(Records about charts and figures)
_ _ _

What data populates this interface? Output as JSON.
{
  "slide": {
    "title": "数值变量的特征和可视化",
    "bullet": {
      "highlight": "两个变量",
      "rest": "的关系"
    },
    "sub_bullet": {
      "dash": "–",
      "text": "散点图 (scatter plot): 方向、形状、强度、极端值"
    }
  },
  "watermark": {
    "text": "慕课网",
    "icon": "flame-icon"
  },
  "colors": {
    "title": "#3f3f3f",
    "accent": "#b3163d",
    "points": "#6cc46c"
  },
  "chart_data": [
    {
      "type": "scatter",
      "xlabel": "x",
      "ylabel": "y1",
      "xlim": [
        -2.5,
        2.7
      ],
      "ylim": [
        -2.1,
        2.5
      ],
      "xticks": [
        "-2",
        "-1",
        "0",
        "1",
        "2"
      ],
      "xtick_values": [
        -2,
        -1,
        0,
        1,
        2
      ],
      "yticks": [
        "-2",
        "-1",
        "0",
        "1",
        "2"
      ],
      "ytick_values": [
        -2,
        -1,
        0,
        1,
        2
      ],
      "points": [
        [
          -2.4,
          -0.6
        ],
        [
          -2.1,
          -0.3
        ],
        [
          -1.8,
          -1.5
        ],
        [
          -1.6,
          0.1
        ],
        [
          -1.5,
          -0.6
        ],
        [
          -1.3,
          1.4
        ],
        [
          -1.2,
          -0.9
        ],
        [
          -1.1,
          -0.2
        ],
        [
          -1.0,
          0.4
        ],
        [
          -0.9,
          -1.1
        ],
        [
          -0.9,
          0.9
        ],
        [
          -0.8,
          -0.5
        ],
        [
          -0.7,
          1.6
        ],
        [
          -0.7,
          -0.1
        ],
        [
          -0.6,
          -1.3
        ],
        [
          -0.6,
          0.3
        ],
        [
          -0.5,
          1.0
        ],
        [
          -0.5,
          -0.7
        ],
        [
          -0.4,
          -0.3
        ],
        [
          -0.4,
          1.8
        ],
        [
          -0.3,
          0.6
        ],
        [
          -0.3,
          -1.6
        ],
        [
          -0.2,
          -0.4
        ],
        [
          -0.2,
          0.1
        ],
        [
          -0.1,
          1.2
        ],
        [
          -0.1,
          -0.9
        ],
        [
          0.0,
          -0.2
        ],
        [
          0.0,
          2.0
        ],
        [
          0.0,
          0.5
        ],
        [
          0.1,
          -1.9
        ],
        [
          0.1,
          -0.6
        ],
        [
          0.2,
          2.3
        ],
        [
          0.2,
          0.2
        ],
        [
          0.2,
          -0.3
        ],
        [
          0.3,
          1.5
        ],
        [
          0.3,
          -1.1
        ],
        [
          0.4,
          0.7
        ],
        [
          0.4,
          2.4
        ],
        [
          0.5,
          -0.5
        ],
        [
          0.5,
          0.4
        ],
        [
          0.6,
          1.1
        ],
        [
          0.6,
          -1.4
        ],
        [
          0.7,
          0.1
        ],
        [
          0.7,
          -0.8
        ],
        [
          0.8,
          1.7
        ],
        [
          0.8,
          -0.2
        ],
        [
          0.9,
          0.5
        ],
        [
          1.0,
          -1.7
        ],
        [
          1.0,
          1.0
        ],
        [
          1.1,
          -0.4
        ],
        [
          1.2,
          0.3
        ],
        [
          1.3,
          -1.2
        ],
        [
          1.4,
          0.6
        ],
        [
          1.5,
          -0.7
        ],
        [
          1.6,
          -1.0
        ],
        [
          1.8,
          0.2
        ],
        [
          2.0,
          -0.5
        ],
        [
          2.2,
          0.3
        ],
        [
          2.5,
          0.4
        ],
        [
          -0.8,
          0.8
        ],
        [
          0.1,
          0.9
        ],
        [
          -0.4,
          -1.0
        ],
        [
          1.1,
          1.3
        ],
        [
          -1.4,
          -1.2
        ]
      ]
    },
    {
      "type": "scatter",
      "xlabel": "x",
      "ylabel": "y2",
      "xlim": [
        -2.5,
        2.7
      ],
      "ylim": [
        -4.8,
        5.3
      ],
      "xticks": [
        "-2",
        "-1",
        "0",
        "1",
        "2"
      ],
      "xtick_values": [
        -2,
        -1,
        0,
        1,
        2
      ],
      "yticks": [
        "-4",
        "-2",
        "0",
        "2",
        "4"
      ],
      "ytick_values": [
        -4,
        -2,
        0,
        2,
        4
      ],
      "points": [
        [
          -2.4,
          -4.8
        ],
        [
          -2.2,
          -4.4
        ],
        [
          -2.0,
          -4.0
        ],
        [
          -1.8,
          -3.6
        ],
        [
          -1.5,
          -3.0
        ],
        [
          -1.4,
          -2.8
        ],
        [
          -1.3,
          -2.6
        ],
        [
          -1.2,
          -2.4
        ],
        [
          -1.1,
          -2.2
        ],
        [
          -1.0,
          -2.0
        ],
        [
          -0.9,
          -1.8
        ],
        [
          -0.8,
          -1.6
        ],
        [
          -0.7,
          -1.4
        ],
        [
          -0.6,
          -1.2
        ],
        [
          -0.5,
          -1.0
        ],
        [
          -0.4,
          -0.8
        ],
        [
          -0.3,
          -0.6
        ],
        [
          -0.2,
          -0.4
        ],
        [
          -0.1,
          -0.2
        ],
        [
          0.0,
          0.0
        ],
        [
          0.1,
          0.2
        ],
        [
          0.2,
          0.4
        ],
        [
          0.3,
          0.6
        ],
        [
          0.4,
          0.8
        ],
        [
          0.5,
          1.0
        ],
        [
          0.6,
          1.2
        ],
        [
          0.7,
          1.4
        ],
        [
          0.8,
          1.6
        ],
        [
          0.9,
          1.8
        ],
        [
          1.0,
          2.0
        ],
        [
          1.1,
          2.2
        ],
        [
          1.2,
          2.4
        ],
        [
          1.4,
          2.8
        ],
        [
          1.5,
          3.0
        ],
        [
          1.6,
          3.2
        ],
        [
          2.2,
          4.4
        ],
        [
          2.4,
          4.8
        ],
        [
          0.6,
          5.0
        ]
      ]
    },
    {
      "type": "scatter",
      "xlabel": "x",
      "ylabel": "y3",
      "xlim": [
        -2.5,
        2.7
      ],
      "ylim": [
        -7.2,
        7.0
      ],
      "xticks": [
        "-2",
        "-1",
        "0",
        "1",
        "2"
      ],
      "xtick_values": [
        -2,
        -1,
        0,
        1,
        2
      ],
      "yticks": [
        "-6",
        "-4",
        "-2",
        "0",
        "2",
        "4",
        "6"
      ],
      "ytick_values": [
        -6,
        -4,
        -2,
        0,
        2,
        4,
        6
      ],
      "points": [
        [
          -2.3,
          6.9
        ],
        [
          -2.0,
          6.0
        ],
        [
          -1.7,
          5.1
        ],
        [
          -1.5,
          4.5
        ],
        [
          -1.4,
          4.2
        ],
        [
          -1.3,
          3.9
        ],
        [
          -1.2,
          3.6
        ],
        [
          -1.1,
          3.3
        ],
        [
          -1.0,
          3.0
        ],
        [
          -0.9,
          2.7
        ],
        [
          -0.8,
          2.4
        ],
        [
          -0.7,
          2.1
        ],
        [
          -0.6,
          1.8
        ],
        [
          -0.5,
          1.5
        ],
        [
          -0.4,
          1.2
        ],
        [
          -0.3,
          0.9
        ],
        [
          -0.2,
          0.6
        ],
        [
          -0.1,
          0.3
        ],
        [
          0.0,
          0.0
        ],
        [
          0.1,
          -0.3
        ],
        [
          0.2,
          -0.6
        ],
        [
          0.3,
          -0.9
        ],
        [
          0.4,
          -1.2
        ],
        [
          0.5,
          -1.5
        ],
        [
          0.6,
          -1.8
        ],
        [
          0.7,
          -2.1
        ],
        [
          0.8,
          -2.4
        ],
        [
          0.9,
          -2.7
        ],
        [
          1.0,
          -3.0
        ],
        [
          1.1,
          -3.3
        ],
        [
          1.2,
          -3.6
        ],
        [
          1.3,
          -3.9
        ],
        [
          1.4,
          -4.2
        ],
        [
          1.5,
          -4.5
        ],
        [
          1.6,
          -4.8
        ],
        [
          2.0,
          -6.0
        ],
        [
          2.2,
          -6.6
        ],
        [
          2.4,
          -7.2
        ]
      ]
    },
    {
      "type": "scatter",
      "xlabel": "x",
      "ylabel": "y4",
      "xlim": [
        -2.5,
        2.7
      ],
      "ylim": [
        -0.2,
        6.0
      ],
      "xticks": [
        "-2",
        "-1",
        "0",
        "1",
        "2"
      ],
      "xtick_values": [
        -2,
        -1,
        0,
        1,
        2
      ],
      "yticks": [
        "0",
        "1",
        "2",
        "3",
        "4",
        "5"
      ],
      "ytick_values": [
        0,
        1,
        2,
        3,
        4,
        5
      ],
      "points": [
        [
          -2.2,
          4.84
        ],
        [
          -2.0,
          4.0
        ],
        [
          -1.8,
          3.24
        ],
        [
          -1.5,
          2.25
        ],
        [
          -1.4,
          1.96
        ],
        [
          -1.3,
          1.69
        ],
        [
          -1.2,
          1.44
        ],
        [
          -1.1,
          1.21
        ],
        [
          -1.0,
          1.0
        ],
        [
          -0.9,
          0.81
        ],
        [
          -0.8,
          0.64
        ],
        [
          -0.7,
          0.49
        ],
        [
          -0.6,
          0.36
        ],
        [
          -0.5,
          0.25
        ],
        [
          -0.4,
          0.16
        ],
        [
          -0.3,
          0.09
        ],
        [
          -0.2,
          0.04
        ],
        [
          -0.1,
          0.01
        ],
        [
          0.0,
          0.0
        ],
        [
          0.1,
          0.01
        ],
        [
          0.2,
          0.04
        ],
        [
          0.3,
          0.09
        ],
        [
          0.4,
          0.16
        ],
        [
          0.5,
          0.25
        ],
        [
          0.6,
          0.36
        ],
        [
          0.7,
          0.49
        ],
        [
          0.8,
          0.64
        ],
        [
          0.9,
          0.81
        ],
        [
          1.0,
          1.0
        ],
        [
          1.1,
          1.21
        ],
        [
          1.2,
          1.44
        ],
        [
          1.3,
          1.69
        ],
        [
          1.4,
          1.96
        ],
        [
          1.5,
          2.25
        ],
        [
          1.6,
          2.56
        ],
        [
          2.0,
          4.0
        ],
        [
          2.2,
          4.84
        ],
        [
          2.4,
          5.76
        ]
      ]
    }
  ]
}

_ _ _

# PROBLEM DESCRIPTION:
Go through the material above and copy each line that has the word "ylabel".

# EXERCISE ANSWER:
      "ylabel": "y1",
      "ylabel": "y2",
      "ylabel": "y3",
      "ylabel": "y4",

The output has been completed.